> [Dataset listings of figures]
..........
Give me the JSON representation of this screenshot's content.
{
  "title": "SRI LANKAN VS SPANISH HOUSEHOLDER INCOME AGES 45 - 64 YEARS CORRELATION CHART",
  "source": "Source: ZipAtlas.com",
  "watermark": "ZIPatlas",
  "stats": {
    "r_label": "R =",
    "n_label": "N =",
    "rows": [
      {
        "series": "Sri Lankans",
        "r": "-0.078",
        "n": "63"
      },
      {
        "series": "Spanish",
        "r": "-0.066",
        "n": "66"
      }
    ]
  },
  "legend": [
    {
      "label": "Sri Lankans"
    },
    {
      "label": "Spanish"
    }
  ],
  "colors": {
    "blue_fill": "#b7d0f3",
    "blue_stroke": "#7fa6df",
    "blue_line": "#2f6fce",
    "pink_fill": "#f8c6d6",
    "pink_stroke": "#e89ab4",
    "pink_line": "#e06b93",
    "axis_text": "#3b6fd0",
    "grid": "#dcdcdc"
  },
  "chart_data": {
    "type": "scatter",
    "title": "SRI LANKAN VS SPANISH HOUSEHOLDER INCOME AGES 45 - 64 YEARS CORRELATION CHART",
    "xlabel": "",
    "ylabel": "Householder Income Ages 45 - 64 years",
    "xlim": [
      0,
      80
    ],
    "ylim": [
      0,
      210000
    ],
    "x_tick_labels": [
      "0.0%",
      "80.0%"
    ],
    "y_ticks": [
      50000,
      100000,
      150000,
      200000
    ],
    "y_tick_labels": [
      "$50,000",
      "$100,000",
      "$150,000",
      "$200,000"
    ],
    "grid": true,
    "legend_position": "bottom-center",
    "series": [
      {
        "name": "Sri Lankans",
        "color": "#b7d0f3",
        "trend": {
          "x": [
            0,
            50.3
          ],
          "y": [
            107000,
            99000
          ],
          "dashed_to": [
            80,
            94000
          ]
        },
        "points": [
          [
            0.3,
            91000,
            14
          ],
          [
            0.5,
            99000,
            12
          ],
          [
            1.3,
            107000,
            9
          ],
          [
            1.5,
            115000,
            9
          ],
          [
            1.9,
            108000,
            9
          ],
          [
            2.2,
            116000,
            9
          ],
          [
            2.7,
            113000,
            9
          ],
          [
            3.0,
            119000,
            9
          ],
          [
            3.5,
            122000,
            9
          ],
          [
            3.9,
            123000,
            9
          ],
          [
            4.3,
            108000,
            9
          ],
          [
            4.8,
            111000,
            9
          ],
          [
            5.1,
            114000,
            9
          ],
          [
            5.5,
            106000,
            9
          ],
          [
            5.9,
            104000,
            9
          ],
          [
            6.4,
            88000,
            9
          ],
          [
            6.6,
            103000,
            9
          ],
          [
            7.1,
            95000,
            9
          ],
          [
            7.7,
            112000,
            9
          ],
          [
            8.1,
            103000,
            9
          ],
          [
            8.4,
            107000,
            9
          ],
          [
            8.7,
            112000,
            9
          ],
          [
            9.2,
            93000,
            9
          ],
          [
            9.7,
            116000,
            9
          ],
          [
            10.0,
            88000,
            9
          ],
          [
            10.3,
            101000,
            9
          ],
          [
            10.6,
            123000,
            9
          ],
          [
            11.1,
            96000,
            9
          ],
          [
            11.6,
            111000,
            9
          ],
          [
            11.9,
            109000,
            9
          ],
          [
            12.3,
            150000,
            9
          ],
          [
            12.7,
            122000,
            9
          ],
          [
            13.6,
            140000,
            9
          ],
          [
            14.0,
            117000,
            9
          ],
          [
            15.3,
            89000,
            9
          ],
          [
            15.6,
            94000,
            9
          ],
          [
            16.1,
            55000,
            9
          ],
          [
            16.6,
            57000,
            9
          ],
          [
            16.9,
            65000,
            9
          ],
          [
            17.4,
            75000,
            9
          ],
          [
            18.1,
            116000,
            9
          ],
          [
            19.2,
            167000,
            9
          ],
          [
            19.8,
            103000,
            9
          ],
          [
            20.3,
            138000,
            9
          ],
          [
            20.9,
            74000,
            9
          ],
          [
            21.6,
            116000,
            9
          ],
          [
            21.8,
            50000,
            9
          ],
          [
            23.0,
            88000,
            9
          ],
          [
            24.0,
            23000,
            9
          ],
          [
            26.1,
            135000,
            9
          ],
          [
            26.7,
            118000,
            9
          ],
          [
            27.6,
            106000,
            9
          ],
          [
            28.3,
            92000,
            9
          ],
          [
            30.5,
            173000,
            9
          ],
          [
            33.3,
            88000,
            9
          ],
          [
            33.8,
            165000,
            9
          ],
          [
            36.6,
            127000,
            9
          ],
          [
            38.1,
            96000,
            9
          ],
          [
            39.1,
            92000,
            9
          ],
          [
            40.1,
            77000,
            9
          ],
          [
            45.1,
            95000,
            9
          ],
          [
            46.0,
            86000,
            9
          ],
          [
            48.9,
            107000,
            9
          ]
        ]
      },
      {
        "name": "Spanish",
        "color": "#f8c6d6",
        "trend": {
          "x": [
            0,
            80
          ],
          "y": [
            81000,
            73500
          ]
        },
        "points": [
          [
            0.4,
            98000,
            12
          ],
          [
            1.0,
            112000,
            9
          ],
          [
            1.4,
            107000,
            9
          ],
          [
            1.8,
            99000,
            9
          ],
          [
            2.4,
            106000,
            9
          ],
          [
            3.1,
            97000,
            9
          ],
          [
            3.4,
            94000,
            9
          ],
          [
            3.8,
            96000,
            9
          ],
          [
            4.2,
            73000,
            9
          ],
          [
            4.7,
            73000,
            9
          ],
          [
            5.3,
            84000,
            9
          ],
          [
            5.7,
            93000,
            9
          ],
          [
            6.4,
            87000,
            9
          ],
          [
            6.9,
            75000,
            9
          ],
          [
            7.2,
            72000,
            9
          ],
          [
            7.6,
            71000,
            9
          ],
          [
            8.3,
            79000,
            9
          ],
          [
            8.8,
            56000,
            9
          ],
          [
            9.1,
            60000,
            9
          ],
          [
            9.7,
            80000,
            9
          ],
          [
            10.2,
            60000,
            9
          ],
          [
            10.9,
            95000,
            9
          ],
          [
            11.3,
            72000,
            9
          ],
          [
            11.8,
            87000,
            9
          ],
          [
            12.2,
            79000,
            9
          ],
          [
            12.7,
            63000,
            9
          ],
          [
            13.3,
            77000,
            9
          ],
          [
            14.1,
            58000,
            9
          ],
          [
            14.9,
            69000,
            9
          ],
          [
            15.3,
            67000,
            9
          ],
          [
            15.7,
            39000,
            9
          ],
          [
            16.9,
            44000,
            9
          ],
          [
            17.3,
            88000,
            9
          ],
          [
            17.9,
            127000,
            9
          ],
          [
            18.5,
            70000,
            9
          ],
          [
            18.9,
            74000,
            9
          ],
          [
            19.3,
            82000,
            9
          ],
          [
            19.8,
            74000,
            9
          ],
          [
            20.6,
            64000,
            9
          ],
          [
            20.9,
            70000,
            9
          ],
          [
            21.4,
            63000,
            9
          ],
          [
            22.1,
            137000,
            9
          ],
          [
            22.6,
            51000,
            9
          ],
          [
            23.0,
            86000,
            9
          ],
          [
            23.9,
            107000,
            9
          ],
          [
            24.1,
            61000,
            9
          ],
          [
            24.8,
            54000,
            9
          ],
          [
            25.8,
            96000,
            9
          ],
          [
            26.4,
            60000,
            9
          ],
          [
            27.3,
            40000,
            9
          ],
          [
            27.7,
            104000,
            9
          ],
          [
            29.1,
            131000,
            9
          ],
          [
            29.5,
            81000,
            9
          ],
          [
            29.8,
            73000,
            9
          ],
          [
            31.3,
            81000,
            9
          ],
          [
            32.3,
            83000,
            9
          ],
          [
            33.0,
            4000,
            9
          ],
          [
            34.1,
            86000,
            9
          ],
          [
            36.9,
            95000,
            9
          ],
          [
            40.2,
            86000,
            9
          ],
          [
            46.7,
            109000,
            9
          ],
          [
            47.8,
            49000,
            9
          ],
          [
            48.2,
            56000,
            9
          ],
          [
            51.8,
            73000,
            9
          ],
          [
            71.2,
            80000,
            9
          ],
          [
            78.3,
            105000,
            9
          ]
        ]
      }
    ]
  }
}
..........
> [WHAT YOU NEED TO DO] Look through the entries and work out how many lines have the word "CORRELATION" in them; reply with that number only.

> [SOLUTION] 2